TASK BRIEF →
Isolate every line in the data with the string "efficiency" and copy it.

[DATA IN THIS EXERCISE start]

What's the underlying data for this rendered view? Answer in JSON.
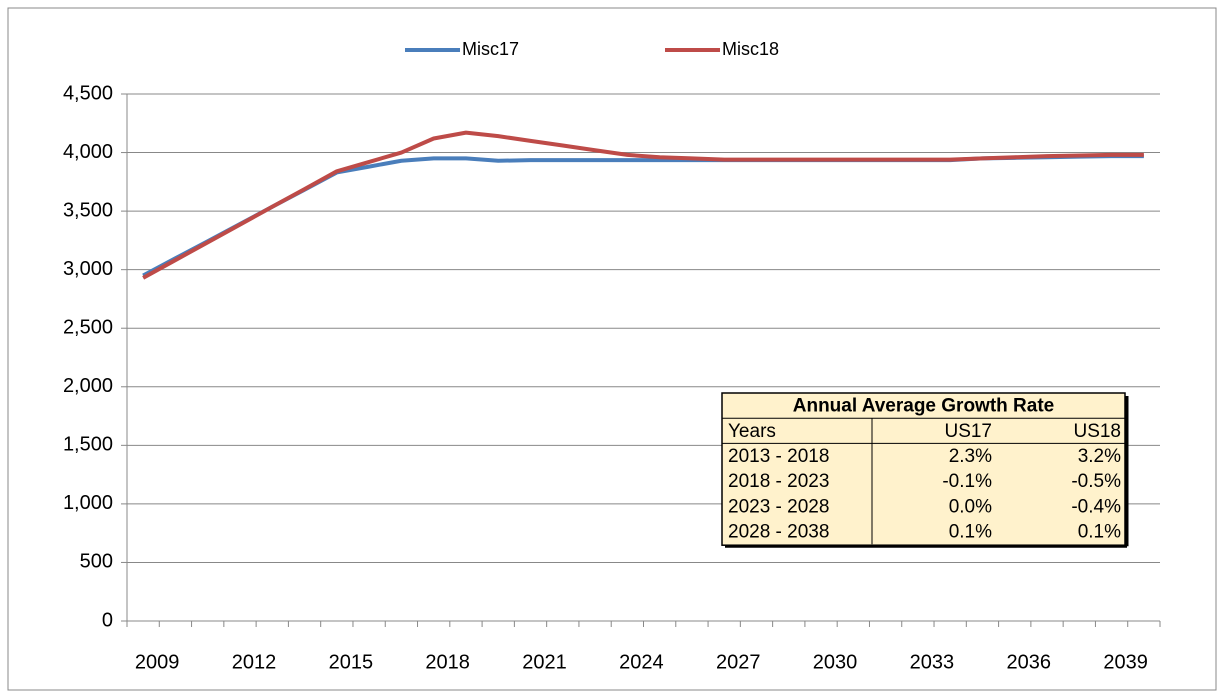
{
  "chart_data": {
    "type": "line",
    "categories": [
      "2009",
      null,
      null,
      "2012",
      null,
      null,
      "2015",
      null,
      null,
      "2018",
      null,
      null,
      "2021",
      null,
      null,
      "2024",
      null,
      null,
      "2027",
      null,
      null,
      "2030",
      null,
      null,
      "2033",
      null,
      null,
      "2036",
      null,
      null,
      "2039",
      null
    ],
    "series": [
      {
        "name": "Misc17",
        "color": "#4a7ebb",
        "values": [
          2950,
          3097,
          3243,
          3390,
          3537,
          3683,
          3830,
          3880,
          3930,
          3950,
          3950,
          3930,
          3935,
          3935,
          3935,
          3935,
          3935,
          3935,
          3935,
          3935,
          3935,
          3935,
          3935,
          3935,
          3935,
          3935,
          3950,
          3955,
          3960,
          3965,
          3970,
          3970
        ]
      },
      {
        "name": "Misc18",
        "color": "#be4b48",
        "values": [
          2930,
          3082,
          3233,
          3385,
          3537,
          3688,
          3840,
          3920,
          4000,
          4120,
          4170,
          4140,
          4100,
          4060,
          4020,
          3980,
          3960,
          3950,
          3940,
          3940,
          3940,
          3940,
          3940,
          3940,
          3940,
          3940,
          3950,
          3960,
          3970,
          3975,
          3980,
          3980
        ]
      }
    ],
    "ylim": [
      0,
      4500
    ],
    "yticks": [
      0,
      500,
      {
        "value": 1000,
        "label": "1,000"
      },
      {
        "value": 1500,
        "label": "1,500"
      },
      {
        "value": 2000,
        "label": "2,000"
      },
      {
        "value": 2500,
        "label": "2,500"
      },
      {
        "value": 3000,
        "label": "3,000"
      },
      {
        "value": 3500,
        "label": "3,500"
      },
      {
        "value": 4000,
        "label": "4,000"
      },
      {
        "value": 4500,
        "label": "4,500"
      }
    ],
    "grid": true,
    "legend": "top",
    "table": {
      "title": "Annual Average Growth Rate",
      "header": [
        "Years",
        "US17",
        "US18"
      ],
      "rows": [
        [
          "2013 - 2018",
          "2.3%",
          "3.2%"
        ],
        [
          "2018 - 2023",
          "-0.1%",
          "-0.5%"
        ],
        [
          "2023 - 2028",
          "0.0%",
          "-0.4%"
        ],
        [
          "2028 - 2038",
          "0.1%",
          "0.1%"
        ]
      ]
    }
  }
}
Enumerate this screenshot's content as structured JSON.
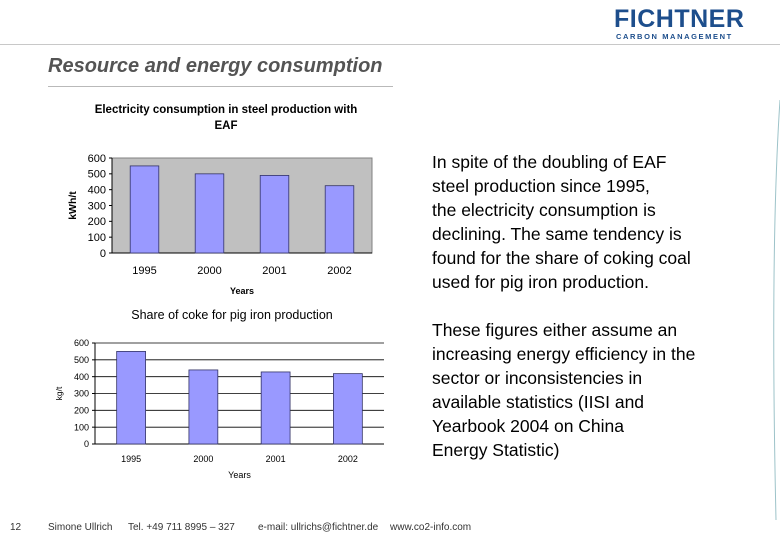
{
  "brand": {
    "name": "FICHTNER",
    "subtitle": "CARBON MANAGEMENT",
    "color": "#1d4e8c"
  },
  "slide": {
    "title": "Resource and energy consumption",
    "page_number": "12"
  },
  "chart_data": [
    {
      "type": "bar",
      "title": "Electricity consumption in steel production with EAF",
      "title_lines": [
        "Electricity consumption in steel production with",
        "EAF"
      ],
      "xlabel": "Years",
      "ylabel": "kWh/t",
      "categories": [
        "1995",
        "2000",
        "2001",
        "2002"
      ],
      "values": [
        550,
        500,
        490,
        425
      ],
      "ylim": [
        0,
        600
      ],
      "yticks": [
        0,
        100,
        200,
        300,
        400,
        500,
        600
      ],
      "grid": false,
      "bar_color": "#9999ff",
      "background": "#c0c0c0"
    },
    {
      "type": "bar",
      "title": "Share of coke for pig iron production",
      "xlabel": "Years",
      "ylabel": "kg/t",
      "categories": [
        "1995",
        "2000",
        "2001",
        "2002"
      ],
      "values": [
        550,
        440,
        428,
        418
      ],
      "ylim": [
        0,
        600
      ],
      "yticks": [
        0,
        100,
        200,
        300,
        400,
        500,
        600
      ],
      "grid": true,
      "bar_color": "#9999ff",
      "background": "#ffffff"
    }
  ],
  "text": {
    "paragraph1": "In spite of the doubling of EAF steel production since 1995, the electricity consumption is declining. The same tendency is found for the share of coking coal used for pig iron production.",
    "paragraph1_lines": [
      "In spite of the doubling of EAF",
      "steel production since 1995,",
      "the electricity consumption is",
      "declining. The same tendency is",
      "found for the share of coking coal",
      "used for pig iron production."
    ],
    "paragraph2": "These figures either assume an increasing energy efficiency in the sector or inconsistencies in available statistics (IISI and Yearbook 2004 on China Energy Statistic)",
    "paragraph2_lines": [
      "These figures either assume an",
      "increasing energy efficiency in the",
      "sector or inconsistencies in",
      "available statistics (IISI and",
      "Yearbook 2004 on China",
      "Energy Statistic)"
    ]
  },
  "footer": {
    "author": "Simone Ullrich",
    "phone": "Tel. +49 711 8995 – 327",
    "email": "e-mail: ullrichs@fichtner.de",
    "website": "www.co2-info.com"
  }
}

[DATA IN THIS EXERCISE end]

IN RESPONSE →
    "paragraph2": "These figures either assume an increasing energy efficiency in the sector or inconsistencies in available statistics (IISI and Yearbook 2004 on China Energy Statistic)",
      "increasing energy efficiency in the",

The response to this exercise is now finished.